- **SHORT TASK**: Copy out each line of the listing that has the word "hideki" in it.

- **MATERIAL FOR THIS EXERCISE**:
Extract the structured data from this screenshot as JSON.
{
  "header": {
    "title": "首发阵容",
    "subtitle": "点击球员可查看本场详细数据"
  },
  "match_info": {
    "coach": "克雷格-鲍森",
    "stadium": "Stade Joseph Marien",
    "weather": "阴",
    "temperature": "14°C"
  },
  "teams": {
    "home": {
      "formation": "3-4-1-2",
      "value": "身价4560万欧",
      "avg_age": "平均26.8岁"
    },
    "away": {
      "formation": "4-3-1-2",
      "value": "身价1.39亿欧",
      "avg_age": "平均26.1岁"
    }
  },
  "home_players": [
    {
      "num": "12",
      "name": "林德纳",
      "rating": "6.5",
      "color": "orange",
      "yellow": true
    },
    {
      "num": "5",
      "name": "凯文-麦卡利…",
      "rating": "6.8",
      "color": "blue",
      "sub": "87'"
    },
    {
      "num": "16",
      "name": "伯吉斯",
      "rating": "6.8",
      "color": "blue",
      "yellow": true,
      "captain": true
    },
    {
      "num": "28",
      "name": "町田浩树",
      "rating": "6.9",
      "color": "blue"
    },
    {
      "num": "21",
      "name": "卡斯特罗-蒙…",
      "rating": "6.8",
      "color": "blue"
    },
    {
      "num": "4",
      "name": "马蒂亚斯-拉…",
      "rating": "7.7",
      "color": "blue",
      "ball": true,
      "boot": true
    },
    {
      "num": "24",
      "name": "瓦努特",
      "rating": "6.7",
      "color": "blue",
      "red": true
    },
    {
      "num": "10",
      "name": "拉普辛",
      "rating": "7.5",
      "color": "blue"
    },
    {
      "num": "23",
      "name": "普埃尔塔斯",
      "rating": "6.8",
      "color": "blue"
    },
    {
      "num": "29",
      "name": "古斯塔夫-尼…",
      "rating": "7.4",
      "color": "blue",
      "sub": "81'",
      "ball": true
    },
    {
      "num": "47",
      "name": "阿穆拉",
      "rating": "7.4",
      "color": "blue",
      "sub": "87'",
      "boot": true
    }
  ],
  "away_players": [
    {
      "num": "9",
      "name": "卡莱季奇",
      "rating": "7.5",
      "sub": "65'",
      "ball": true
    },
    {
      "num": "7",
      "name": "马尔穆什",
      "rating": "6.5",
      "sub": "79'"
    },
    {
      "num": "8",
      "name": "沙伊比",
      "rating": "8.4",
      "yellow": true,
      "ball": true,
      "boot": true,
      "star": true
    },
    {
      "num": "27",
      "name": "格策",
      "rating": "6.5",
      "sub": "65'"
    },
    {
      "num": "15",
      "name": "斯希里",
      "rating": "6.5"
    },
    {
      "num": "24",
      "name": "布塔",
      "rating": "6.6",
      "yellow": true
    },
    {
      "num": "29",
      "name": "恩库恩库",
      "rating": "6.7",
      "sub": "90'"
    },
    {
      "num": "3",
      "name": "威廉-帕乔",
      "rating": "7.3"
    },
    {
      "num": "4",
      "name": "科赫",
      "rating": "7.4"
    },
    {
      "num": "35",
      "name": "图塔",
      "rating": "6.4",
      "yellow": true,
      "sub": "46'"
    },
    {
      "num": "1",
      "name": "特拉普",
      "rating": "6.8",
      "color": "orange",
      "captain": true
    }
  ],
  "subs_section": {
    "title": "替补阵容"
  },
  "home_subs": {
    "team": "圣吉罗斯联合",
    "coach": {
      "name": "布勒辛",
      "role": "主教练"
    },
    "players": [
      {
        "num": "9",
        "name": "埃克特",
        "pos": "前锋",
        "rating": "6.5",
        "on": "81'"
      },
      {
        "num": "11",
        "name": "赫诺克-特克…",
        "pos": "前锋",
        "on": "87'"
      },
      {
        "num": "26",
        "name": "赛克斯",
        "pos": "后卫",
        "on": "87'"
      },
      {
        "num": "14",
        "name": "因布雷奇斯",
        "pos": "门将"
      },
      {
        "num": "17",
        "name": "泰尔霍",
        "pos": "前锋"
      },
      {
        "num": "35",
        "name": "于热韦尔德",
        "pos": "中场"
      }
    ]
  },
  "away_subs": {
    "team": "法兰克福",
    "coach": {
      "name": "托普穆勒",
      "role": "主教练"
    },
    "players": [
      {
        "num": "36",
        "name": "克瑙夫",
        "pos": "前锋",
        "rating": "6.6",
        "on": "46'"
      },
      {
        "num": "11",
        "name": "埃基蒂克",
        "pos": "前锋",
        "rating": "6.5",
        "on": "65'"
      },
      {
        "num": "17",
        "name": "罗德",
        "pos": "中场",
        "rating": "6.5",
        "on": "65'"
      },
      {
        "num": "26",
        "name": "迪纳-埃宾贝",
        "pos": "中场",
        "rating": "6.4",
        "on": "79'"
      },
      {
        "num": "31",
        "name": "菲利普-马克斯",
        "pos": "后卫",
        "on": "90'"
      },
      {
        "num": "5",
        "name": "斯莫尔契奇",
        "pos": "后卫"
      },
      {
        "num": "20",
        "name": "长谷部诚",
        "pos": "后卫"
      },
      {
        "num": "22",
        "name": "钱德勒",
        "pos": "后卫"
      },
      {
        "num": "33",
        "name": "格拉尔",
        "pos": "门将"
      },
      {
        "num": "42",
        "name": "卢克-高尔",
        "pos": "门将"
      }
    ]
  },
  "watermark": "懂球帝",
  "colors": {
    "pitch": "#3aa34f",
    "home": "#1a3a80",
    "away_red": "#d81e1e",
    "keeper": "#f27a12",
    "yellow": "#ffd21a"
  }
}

==

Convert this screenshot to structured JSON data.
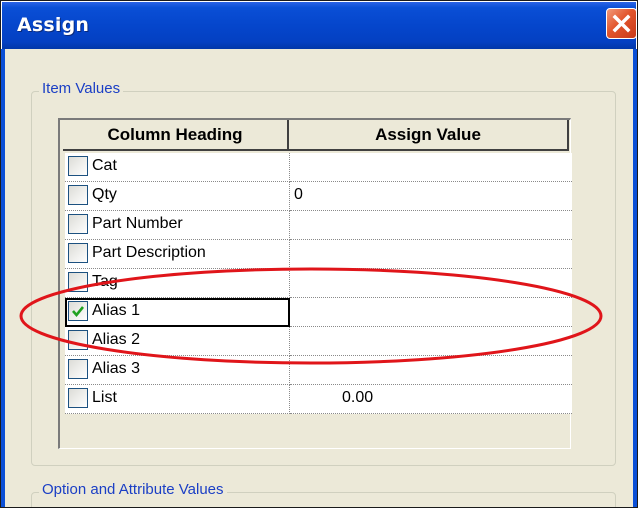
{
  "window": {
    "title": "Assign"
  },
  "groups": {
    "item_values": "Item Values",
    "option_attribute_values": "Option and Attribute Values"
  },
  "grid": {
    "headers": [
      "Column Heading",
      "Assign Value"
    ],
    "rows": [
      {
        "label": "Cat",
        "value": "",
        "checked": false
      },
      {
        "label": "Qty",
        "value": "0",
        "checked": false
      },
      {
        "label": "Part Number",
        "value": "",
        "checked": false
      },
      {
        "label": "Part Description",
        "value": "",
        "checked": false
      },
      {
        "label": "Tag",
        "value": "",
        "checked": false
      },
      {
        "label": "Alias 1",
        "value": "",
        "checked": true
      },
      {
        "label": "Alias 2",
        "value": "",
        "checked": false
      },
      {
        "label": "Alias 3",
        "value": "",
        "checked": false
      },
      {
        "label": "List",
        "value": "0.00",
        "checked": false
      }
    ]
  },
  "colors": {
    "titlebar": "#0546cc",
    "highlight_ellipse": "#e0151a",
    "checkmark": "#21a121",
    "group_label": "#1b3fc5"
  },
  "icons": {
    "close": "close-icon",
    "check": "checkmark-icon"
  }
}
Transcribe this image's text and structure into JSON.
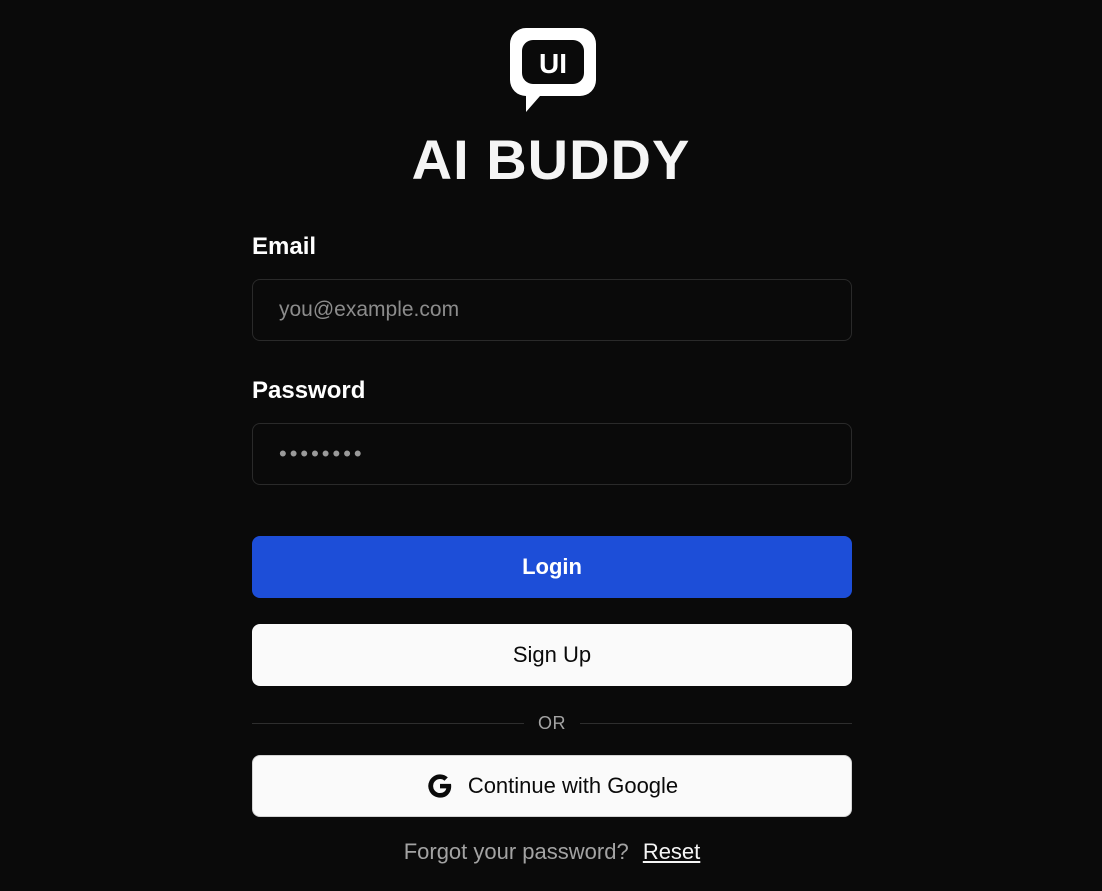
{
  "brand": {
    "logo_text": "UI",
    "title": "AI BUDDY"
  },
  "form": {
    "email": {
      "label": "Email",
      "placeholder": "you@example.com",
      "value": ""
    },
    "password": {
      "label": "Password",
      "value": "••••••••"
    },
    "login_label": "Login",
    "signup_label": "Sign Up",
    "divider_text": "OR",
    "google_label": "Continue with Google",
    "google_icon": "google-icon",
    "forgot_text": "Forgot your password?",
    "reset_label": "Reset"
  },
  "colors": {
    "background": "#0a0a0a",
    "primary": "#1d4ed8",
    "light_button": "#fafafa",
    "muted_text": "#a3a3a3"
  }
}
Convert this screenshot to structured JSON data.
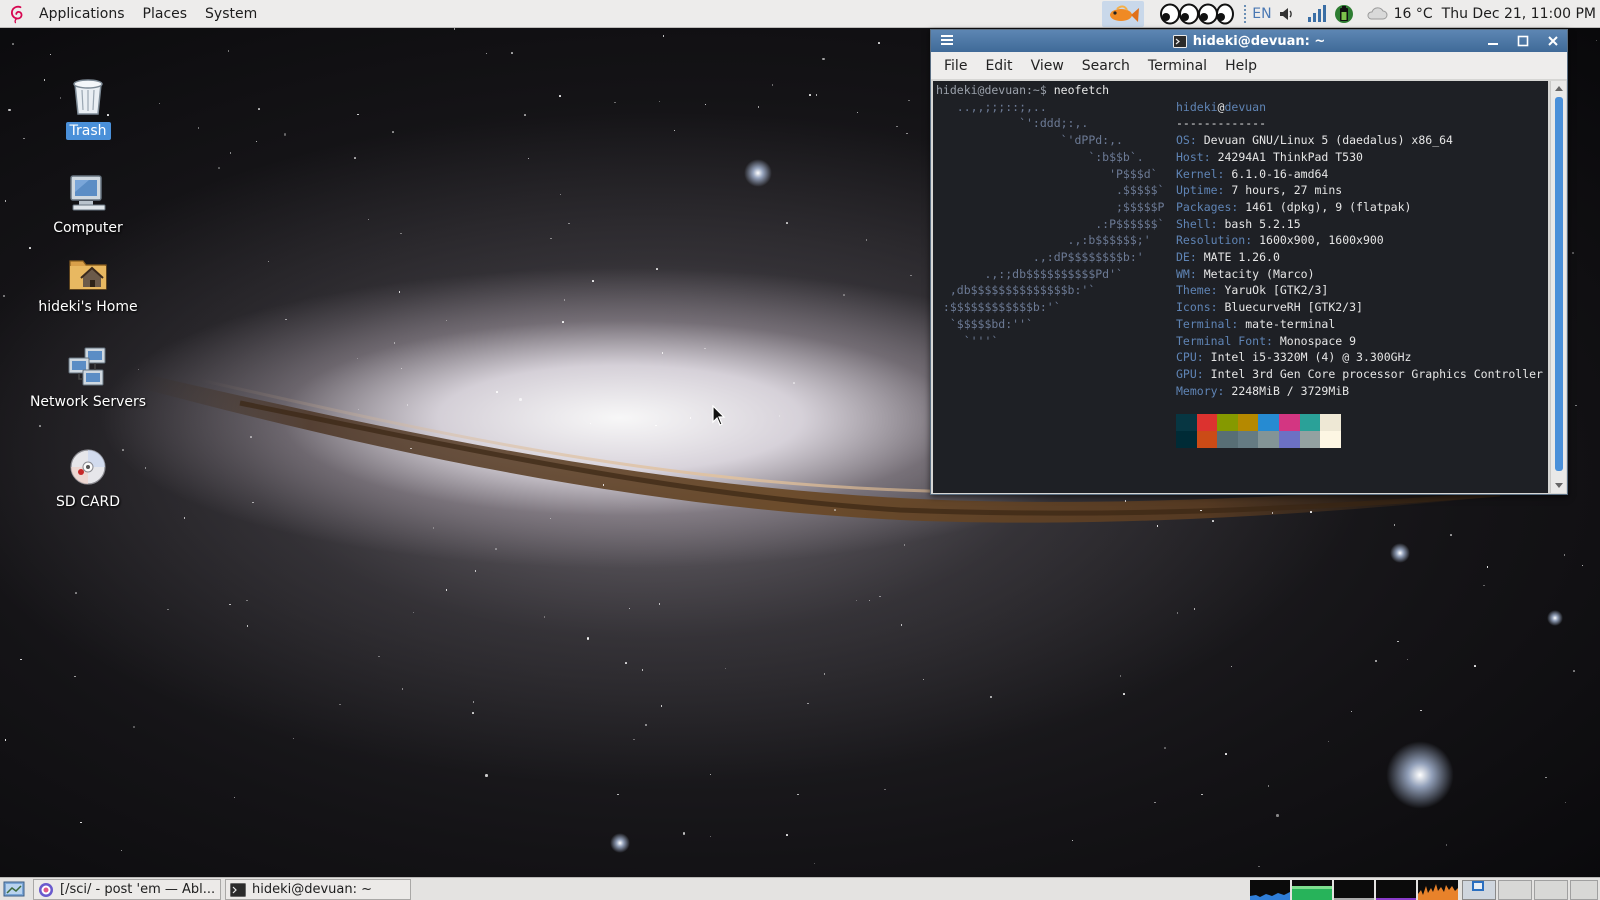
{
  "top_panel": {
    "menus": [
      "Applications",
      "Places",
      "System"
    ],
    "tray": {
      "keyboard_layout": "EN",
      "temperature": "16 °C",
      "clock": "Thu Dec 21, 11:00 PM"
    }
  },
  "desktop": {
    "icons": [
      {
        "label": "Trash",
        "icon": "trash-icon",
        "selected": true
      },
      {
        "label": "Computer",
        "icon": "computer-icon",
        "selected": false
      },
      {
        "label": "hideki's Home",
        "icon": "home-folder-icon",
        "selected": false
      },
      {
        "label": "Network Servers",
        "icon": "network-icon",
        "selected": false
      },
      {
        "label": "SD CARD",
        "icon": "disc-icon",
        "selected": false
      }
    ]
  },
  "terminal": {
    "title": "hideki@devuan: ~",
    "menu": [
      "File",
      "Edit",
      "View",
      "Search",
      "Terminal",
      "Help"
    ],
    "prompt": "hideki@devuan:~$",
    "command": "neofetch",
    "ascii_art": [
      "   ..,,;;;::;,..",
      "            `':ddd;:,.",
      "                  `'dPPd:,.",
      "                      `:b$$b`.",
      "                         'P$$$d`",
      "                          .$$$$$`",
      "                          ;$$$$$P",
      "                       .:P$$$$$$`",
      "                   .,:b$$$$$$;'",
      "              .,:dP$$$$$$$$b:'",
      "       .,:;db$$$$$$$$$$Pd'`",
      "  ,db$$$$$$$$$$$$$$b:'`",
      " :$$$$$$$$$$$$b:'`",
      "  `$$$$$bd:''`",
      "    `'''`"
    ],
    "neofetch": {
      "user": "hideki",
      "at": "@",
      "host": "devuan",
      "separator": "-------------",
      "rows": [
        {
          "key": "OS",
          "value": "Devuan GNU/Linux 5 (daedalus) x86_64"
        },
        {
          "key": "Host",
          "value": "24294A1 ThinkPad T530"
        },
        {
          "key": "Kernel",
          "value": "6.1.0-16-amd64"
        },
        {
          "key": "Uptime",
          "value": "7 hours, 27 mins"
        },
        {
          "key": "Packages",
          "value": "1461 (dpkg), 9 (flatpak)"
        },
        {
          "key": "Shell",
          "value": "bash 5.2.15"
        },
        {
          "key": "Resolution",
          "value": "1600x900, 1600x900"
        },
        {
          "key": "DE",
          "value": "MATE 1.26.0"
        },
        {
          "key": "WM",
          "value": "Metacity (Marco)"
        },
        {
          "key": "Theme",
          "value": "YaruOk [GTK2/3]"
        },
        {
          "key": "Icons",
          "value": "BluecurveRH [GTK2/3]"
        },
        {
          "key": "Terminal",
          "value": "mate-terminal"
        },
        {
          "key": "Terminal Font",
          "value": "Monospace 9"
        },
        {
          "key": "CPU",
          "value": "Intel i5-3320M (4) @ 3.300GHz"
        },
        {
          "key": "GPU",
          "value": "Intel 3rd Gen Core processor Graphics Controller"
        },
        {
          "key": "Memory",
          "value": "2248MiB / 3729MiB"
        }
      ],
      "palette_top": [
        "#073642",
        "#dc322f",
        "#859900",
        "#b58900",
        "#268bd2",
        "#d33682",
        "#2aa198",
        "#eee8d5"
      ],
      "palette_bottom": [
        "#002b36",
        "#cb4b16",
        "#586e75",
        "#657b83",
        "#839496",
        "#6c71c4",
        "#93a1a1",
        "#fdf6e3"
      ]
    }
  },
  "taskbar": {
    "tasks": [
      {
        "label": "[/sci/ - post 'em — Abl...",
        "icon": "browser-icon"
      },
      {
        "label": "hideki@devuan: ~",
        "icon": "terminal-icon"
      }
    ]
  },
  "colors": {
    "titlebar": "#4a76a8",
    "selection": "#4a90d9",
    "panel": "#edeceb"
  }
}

- **REPLY TO THE TASK**:
        "label": "hideki's Home",
    "title": "hideki@devuan: ~",
    "prompt": "hideki@devuan:~$",
      "user": "hideki",
        "label": "hideki@devuan: ~",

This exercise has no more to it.